(Items from a dataset)

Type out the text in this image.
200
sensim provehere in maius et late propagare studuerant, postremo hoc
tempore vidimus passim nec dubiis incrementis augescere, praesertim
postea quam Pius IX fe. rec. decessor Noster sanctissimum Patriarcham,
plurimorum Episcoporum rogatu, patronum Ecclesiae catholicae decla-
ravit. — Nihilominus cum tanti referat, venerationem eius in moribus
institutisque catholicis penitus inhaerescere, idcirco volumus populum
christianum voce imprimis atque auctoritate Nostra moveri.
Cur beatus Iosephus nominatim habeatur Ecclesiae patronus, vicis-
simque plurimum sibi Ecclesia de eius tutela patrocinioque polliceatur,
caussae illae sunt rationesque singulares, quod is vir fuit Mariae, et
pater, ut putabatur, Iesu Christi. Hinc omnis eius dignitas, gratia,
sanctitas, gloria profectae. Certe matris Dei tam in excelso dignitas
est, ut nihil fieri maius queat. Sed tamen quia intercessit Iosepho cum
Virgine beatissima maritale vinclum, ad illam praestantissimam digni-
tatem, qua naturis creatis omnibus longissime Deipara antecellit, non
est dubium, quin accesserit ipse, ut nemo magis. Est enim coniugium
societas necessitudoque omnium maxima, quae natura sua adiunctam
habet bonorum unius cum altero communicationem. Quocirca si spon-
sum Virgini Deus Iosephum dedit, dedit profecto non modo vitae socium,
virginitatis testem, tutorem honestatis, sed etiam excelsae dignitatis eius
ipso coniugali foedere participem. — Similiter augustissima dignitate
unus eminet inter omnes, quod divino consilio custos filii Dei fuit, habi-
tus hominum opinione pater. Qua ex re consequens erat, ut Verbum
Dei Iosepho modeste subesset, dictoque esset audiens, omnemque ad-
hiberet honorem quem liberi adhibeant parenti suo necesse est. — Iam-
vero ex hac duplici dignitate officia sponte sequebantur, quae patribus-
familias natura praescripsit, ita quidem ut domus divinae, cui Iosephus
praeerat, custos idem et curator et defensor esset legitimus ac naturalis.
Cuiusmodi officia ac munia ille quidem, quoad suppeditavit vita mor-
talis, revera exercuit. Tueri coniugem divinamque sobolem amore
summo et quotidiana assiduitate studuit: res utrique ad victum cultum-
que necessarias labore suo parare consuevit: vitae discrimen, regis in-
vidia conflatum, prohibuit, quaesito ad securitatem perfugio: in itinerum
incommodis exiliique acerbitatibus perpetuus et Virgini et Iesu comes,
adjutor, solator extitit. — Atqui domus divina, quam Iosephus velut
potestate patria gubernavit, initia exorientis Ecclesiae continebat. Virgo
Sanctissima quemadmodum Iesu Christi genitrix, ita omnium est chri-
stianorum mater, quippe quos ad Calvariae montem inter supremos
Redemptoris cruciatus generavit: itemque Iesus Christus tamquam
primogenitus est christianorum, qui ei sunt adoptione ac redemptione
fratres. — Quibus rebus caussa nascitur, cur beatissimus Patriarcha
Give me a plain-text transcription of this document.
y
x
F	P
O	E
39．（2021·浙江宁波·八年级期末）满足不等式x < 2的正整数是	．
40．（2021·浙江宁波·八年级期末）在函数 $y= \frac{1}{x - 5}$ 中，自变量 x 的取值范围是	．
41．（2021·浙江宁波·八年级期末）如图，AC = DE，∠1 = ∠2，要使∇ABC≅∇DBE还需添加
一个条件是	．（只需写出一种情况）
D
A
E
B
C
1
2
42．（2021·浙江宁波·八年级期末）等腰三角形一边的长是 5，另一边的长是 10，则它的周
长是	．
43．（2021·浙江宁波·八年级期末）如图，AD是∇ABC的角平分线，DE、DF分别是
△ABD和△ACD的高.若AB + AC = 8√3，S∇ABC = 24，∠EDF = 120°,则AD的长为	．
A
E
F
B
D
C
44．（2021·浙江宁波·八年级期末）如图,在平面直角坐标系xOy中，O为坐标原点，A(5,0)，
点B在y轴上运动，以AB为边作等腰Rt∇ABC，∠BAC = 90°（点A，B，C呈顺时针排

Given request: Reproduce the data, keeping every line exactly the same.

Output:
Type out the text in this image.
200
sensim provehere in maius et late propagare studuerant, postremo hoc
tempore vidimus passim nec dubiis incrementis augescere, praesertim
postea quam Pius IX fe. rec. decessor Noster sanctissimum Patriarcham,
plurimorum Episcoporum rogatu, patronum Ecclesiae catholicae decla-
ravit. — Nihilominus cum tanti referat, venerationem eius in moribus
institutisque catholicis penitus inhaerescere, idcirco volumus populum
christianum voce imprimis atque auctoritate Nostra moveri.
Cur beatus Iosephus nominatim habeatur Ecclesiae patronus, vicis-
simque plurimum sibi Ecclesia de eius tutela patrocinioque polliceatur,
caussae illae sunt rationesque singulares, quod is vir fuit Mariae, et
pater, ut putabatur, Iesu Christi. Hinc omnis eius dignitas, gratia,
sanctitas, gloria profectae. Certe matris Dei tam in excelso dignitas
est, ut nihil fieri maius queat. Sed tamen quia intercessit Iosepho cum
Virgine beatissima maritale vinclum, ad illam praestantissimam digni-
tatem, qua naturis creatis omnibus longissime Deipara antecellit, non
est dubium, quin accesserit ipse, ut nemo magis. Est enim coniugium
societas necessitudoque omnium maxima, quae natura sua adiunctam
habet bonorum unius cum altero communicationem. Quocirca si spon-
sum Virgini Deus Iosephum dedit, dedit profecto non modo vitae socium,
virginitatis testem, tutorem honestatis, sed etiam excelsae dignitatis eius
ipso coniugali foedere participem. — Similiter augustissima dignitate
unus eminet inter omnes, quod divino consilio custos filii Dei fuit, habi-
tus hominum opinione pater. Qua ex re consequens erat, ut Verbum
Dei Iosepho modeste subesset, dictoque esset audiens, omnemque ad-
hiberet honorem quem liberi adhibeant parenti suo necesse est. — Iam-
vero ex hac duplici dignitate officia sponte sequebantur, quae patribus-
familias natura praescripsit, ita quidem ut domus divinae, cui Iosephus
praeerat, custos idem et curator et defensor esset legitimus ac naturalis.
Cuiusmodi officia ac munia ille quidem, quoad suppeditavit vita mor-
talis, revera exercuit. Tueri coniugem divinamque sobolem amore
summo et quotidiana assiduitate studuit: res utrique ad victum cultum-
que necessarias labore suo parare consuevit: vitae discrimen, regis in-
vidia conflatum, prohibuit, quaesito ad securitatem perfugio: in itinerum
incommodis exiliique acerbitatibus perpetuus et Virgini et Iesu comes,
adjutor, solator extitit. — Atqui domus divina, quam Iosephus velut
potestate patria gubernavit, initia exorientis Ecclesiae continebat. Virgo
Sanctissima quemadmodum Iesu Christi genitrix, ita omnium est chri-
stianorum mater, quippe quos ad Calvariae montem inter supremos
Redemptoris cruciatus generavit: itemque Iesus Christus tamquam
primogenitus est christianorum, qui ei sunt adoptione ac redemptione
fratres. — Quibus rebus caussa nascitur, cur beatissimus Patriarcha
Give me a plain-text transcription of this document.
y
x
F	P
O	E
39．（2021·浙江宁波·八年级期末）满足不等式x < 2的正整数是	．
40．（2021·浙江宁波·八年级期末）在函数 $y= \frac{1}{x - 5}$ 中，自变量 x 的取值范围是	．
41．（2021·浙江宁波·八年级期末）如图，AC = DE，∠1 = ∠2，要使∇ABC≅∇DBE还需添加
一个条件是	．（只需写出一种情况）
D
A
E
B
C
1
2
42．（2021·浙江宁波·八年级期末）等腰三角形一边的长是 5，另一边的长是 10，则它的周
长是	．
43．（2021·浙江宁波·八年级期末）如图，AD是∇ABC的角平分线，DE、DF分别是
△ABD和△ACD的高.若AB + AC = 8√3，S∇ABC = 24，∠EDF = 120°,则AD的长为	．
A
E
F
B
D
C
44．（2021·浙江宁波·八年级期末）如图,在平面直角坐标系xOy中，O为坐标原点，A(5,0)，
点B在y轴上运动，以AB为边作等腰Rt∇ABC，∠BAC = 90°（点A，B，C呈顺时针排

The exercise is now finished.